Word for word, transcribe the lines below and drop the pictures.
******************************
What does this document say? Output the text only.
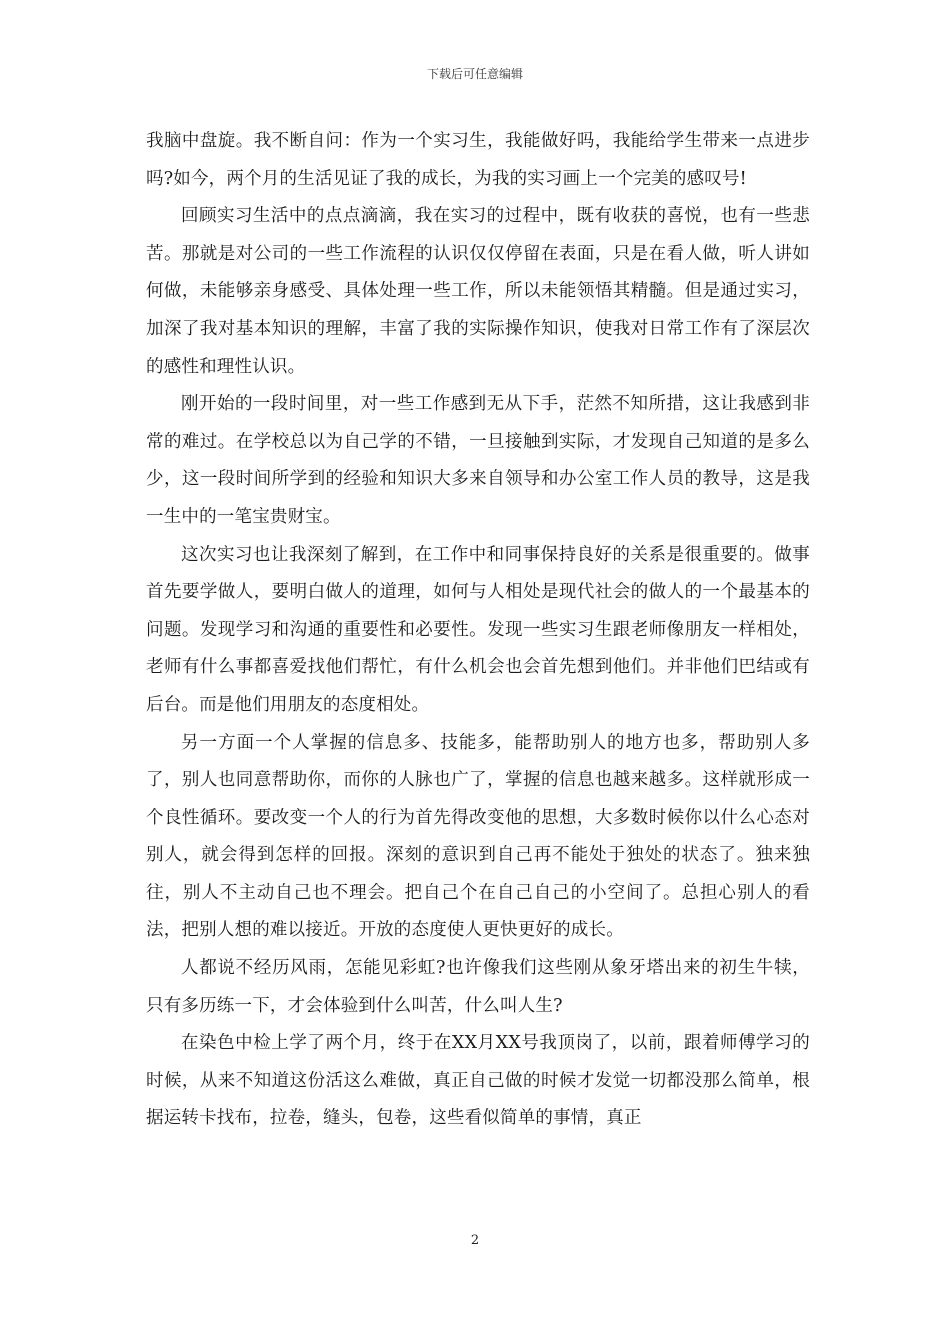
下载后可任意编辑

我脑中盘旋。我不断自问：作为一个实习生，我能做好吗，我能给学生带来一点进步吗?如今，两个月的生活见证了我的成长，为我的实习画上一个完美的感叹号!

回顾实习生活中的点点滴滴，我在实习的过程中，既有收获的喜悦，也有一些悲苦。那就是对公司的一些工作流程的认识仅仅停留在表面，只是在看人做，听人讲如何做，未能够亲身感受、具体处理一些工作，所以未能领悟其精髓。但是通过实习，加深了我对基本知识的理解，丰富了我的实际操作知识，使我对日常工作有了深层次的感性和理性认识。

刚开始的一段时间里，对一些工作感到无从下手，茫然不知所措，这让我感到非常的难过。在学校总以为自己学的不错，一旦接触到实际，才发现自己知道的是多么少，这一段时间所学到的经验和知识大多来自领导和办公室工作人员的教导，这是我一生中的一笔宝贵财宝。

这次实习也让我深刻了解到，在工作中和同事保持良好的关系是很重要的。做事首先要学做人，要明白做人的道理，如何与人相处是现代社会的做人的一个最基本的问题。发现学习和沟通的重要性和必要性。发现一些实习生跟老师像朋友一样相处，老师有什么事都喜爱找他们帮忙，有什么机会也会首先想到他们。并非他们巴结或有后台。而是他们用朋友的态度相处。

另一方面一个人掌握的信息多、技能多，能帮助别人的地方也多，帮助别人多了，别人也同意帮助你，而你的人脉也广了，掌握的信息也越来越多。这样就形成一个良性循环。要改变一个人的行为首先得改变他的思想，大多数时候你以什么心态对别人，就会得到怎样的回报。深刻的意识到自己再不能处于独处的状态了。独来独往，别人不主动自己也不理会。把自己个在自己自己的小空间了。总担心别人的看法，把别人想的难以接近。开放的态度使人更快更好的成长。

人都说不经历风雨，怎能见彩虹?也许像我们这些刚从象牙塔出来的初生牛犊，只有多历练一下，才会体验到什么叫苦，什么叫人生?

在染色中检上学了两个月，终于在XX月XX号我顶岗了，以前，跟着师傅学习的时候，从来不知道这份活这么难做，真正自己做的时候才发觉一切都没那么简单，根据运转卡找布，拉卷，缝头，包卷，这些看似简单的事情，真正

2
******************************
COMPLETED EXERCISE –
What does this document say? Output the text only.
下载后可任意编辑

我脑中盘旋。我不断自问：作为一个实习生，我能做好吗，我能给学生带来一点进步吗?如今，两个月的生活见证了我的成长，为我的实习画上一个完美的感叹号!

回顾实习生活中的点点滴滴，我在实习的过程中，既有收获的喜悦，也有一些悲苦。那就是对公司的一些工作流程的认识仅仅停留在表面，只是在看人做，听人讲如何做，未能够亲身感受、具体处理一些工作，所以未能领悟其精髓。但是通过实习，加深了我对基本知识的理解，丰富了我的实际操作知识，使我对日常工作有了深层次的感性和理性认识。

刚开始的一段时间里，对一些工作感到无从下手，茫然不知所措，这让我感到非常的难过。在学校总以为自己学的不错，一旦接触到实际，才发现自己知道的是多么少，这一段时间所学到的经验和知识大多来自领导和办公室工作人员的教导，这是我一生中的一笔宝贵财宝。

这次实习也让我深刻了解到，在工作中和同事保持良好的关系是很重要的。做事首先要学做人，要明白做人的道理，如何与人相处是现代社会的做人的一个最基本的问题。发现学习和沟通的重要性和必要性。发现一些实习生跟老师像朋友一样相处，老师有什么事都喜爱找他们帮忙，有什么机会也会首先想到他们。并非他们巴结或有后台。而是他们用朋友的态度相处。

另一方面一个人掌握的信息多、技能多，能帮助别人的地方也多，帮助别人多了，别人也同意帮助你，而你的人脉也广了，掌握的信息也越来越多。这样就形成一个良性循环。要改变一个人的行为首先得改变他的思想，大多数时候你以什么心态对别人，就会得到怎样的回报。深刻的意识到自己再不能处于独处的状态了。独来独往，别人不主动自己也不理会。把自己个在自己自己的小空间了。总担心别人的看法，把别人想的难以接近。开放的态度使人更快更好的成长。

人都说不经历风雨，怎能见彩虹?也许像我们这些刚从象牙塔出来的初生牛犊，只有多历练一下，才会体验到什么叫苦，什么叫人生?

在染色中检上学了两个月，终于在XX月XX号我顶岗了，以前，跟着师傅学习的时候，从来不知道这份活这么难做，真正自己做的时候才发觉一切都没那么简单，根据运转卡找布，拉卷，缝头，包卷，这些看似简单的事情，真正

2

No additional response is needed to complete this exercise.